» **本文**
———

ビジネス

2018.09.14 18:00

「パニクるな!」 岐路に立つテスラとイーロン・マスク

イーロン・マスク (Photo by Chris Saucedo/Getty Images for SXSW)

イーロン・マスク (Photo by Chris Saucedo/Getty Images for SXSW)

革新的なモノやサービスを生み出し、世の中の仕組みまで変えてしまう実業家を「ビジョナリー」経営者と呼ぶ。

「ビジョン」とは何かが見えること、視力、あるいは目に見える像のことだ。ビジョナリーという言葉には、凡人にはよく見えない未来を鋭く見通す眼力を備え、その夢に形を与えるために集団を引っ張っていくリーダー、というニュアンスがある。

ビジョナリー経営者の動きはダイナミックで、ハタで見ていると刺激的でワクワクさせられる。でも、投資となるとそうは言っていられない。ビジョナリーは時に、全財産を投じて大きな勝負に出る。大成功か、それとも破綻か。真ん中はないー。こういう会社に投資をしたら、同じ船に乗って荒波を被ることになる。

昔、日本株のアナリストをやっていたとき、ソフトバンクを担当したことがある。時価総額が20兆円を超えて一時トヨタ自動車を抜いたITバブルのピークから、バブルが弾けて2カ月で株価が7割も下がった頃だ。すでに投資損で800億円の赤字が出ているのに、孫正義社長がブロードバンド事業参入で大規模投資を決め、5000億円という負債を抱え込んだ。会社が潰れるんじゃないかと慌てた投資家も多かった。

———

» **課題**
1 – 本文を「革新的なモノやサービスを生み」の入っている所から書き写し、「ー、というニュアンスがある。」まで写したら終えてください。
2 – テスラとイーロン・マスクを取り上げた本文を、最後の文のあとから引き継いで書き進めてください。
データは本文とは関係ありません。

———

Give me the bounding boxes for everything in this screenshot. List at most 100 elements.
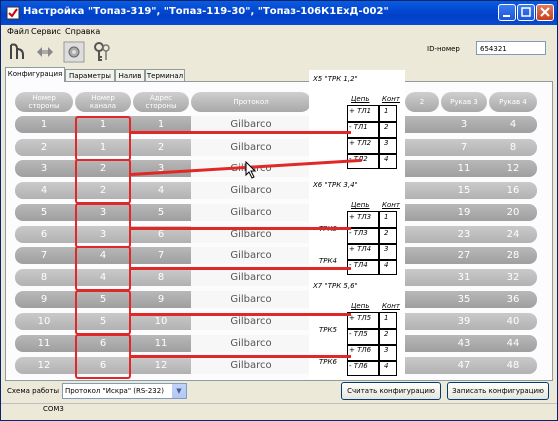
window-title: Настройка "Топаз-319", "Топаз-119-30", "…: [23, 6, 389, 17]
cell-address[interactable]: 8: [133, 269, 189, 286]
cell-protocol[interactable]: Gilbarco: [191, 204, 311, 221]
cell-hose-4[interactable]: 28: [489, 247, 537, 264]
cell-side[interactable]: 10: [15, 313, 73, 330]
close-icon: [540, 7, 550, 17]
cell-hose-4[interactable]: 40: [489, 313, 537, 330]
wire-line-3: [131, 227, 351, 230]
cell-hose-2[interactable]: [405, 357, 439, 374]
cell-hose-2[interactable]: [405, 116, 439, 133]
cell-protocol[interactable]: Gilbarco: [191, 269, 311, 286]
cell-hose-3[interactable]: 3: [441, 116, 487, 133]
keys-icon[interactable]: [91, 41, 113, 63]
cell-hose-3[interactable]: 31: [441, 269, 487, 286]
cell-address[interactable]: 5: [133, 204, 189, 221]
cell-hose-2[interactable]: [405, 204, 439, 221]
cell-hose-4[interactable]: 36: [489, 291, 537, 308]
scheme-select[interactable]: Протокол "Искра" (RS-232) ▼: [62, 383, 187, 399]
connector-contact: 4: [384, 155, 389, 163]
cell-address[interactable]: 4: [133, 182, 189, 199]
cell-hose-2[interactable]: [405, 335, 439, 352]
channel-highlight-2: [75, 159, 131, 204]
cell-hose-2[interactable]: [405, 291, 439, 308]
id-label: ID-номер: [427, 45, 460, 53]
pump-label: ТРК4: [319, 257, 337, 265]
cell-side[interactable]: 6: [15, 226, 73, 243]
tab-terminal[interactable]: Терминал: [145, 69, 185, 81]
cell-hose-3[interactable]: 19: [441, 204, 487, 221]
tab-configuration[interactable]: Конфигурация: [5, 67, 65, 82]
app-icon: [6, 6, 20, 20]
cell-hose-4[interactable]: 16: [489, 182, 537, 199]
close-button[interactable]: [536, 4, 554, 21]
cell-hose-3[interactable]: 7: [441, 139, 487, 156]
cell-hose-2[interactable]: [405, 226, 439, 243]
cell-hose-2[interactable]: [405, 269, 439, 286]
cell-address[interactable]: 7: [133, 247, 189, 264]
cell-hose-4[interactable]: 48: [489, 357, 537, 374]
cell-protocol[interactable]: Gilbarco: [191, 335, 311, 352]
connector-circuit: + ТЛ4: [349, 245, 372, 253]
cell-hose-3[interactable]: 15: [441, 182, 487, 199]
cell-protocol[interactable]: Gilbarco: [191, 247, 311, 264]
cell-address[interactable]: 12: [133, 357, 189, 374]
cell-hose-2[interactable]: [405, 139, 439, 156]
cell-address[interactable]: 9: [133, 291, 189, 308]
cell-hose-3[interactable]: 27: [441, 247, 487, 264]
cell-hose-2[interactable]: [405, 160, 439, 177]
cell-address[interactable]: 11: [133, 335, 189, 352]
connector-circuit: - ТЛ5: [349, 330, 368, 338]
cell-hose-3[interactable]: 47: [441, 357, 487, 374]
connector-contact: 2: [384, 229, 389, 237]
maximize-icon: [521, 7, 531, 17]
chevron-down-icon[interactable]: ▼: [171, 384, 186, 398]
maximize-button[interactable]: [517, 4, 535, 21]
cell-side[interactable]: 8: [15, 269, 73, 286]
cell-hose-2[interactable]: [405, 247, 439, 264]
status-port: COM3: [43, 405, 64, 413]
connector-contact: 2: [384, 330, 389, 338]
cell-protocol[interactable]: Gilbarco: [191, 291, 311, 308]
cell-hose-3[interactable]: 23: [441, 226, 487, 243]
cell-side[interactable]: 1: [15, 116, 73, 133]
menu-service[interactable]: Сервис: [31, 27, 61, 36]
cell-hose-4[interactable]: 8: [489, 139, 537, 156]
cell-side[interactable]: 7: [15, 247, 73, 264]
cell-hose-4[interactable]: 24: [489, 226, 537, 243]
read-config-button[interactable]: Считать конфигурацию: [341, 382, 441, 400]
cell-side[interactable]: 11: [15, 335, 73, 352]
connector-circuit: + ТЛ1: [349, 107, 372, 115]
write-config-button[interactable]: Записать конфигурацию: [447, 382, 549, 400]
pump-label: ТРК5: [319, 326, 337, 334]
cell-hose-3[interactable]: 39: [441, 313, 487, 330]
id-number-field[interactable]: 654321: [476, 41, 546, 55]
cell-hose-4[interactable]: 20: [489, 204, 537, 221]
cell-address[interactable]: 2: [133, 139, 189, 156]
cell-side[interactable]: 12: [15, 357, 73, 374]
minimize-button[interactable]: [498, 4, 516, 21]
cell-hose-4[interactable]: 32: [489, 269, 537, 286]
cell-protocol[interactable]: Gilbarco: [191, 357, 311, 374]
cell-hose-4[interactable]: 4: [489, 116, 537, 133]
settings-icon[interactable]: [63, 41, 85, 63]
cell-side[interactable]: 3: [15, 160, 73, 177]
menu-file[interactable]: Файл: [7, 27, 29, 36]
cell-hose-2[interactable]: [405, 182, 439, 199]
cell-protocol[interactable]: Gilbarco: [191, 139, 311, 156]
tab-filling[interactable]: Налив: [115, 69, 145, 81]
exchange-icon[interactable]: [34, 41, 56, 63]
cell-protocol[interactable]: Gilbarco: [191, 182, 311, 199]
cell-hose-3[interactable]: 11: [441, 160, 487, 177]
cell-side[interactable]: 9: [15, 291, 73, 308]
cell-hose-4[interactable]: 44: [489, 335, 537, 352]
connector-title: X7 "ТРК 5,6": [313, 282, 358, 290]
cell-hose-3[interactable]: 35: [441, 291, 487, 308]
cell-hose-2[interactable]: [405, 313, 439, 330]
cell-side[interactable]: 4: [15, 182, 73, 199]
cell-side[interactable]: 2: [15, 139, 73, 156]
cell-hose-3[interactable]: 43: [441, 335, 487, 352]
tab-parameters[interactable]: Параметры: [65, 69, 115, 81]
cell-side[interactable]: 5: [15, 204, 73, 221]
fuel-pump-icon[interactable]: [7, 41, 29, 63]
menu-help[interactable]: Справка: [65, 27, 100, 36]
cell-hose-4[interactable]: 12: [489, 160, 537, 177]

———

» **各課題の解答**
1 –
革新的なモノやサービスを生み出し、世の中の仕組みまで変えてしまう実業家を「ビジョナリー」経営者と呼ぶ。

「ビジョン」とは何かが見えること、視力、あるいは目に見える像のことだ。ビジョナリーという言葉には、凡人にはよく見えない未来を鋭く見通す眼力を備え、その夢に形を与えるために集団を引っ張っていくリーダー、というニュアンスがある。

2 –
ソフトバンクはスプリント買収などに絡んで今でも15兆円の負債を背負いこみ、財務を懸念する声は相変わらず強い。でも加入者から毎月料金を徴収できる通信事業を取り込んだことで、昔と比べて事業のキャッシュフローはずっと安定している。今や時価総額12兆円だから、多くの投資家が見放して時価総額が3000億円以下に下がった2002年に買っていたら、リターンは40倍だ。

テスラ、この秋が正念場

さて、電気自動車と宇宙事業という二つの未踏領域に同時に挑戦し、孫さんをも凌駕するビジョナリーといえば、テスラCEOのイーロン・マスクだ。その事業は今のソフトバンクとは比べようもないほど、ハイリスク・ハイリターンといえる。

今年2月、マスク氏の宇宙事業スペースXでは、現役ロケットとして最強の「ファルコン・ヘビー」の打ち上げに成功した。その積荷として宇宙空間に打ち上げた彼の愛車には、「パニクるなよ!(DON’T PANIC!)」というスティッカーが貼ってあった。マスク氏の少年時代の愛読書、SFコメディーの古典「銀河ヒッチハイク・ガイド」からの引用だ。



9月5日現在、テスラ株は8月のピークから1カ月で25%程度下落している。空売りポジションも浮動株の4分の1と多いが、「パニクって」売った順張りの投資家も大勢いたようだ。

8月初めにマスク氏がテスラの株式非公開化案を突如ツイートで発表したと思ったら、20日もしないうちにそれを撤回。マスク氏のソーシャルメディアでの情報開示のあり方を巡り、虚偽や株価操作の疑いで米証券委員会(SEC)が調査を始めたことが、更なる株価の重しになった。

資金繰りも綱渡りだ。6月末決算の開示では現預金は22億ドル程度あるが、損失はまだ拡大していて、4〜6月の四半期では営業赤字と新たな投資で18億ドル程度の現金流出が起きている。借金などを財務でやりくりし、何とかキャッシュをバランスシート上に確保しているが、負債も100億ドル規模に膨らんでいる。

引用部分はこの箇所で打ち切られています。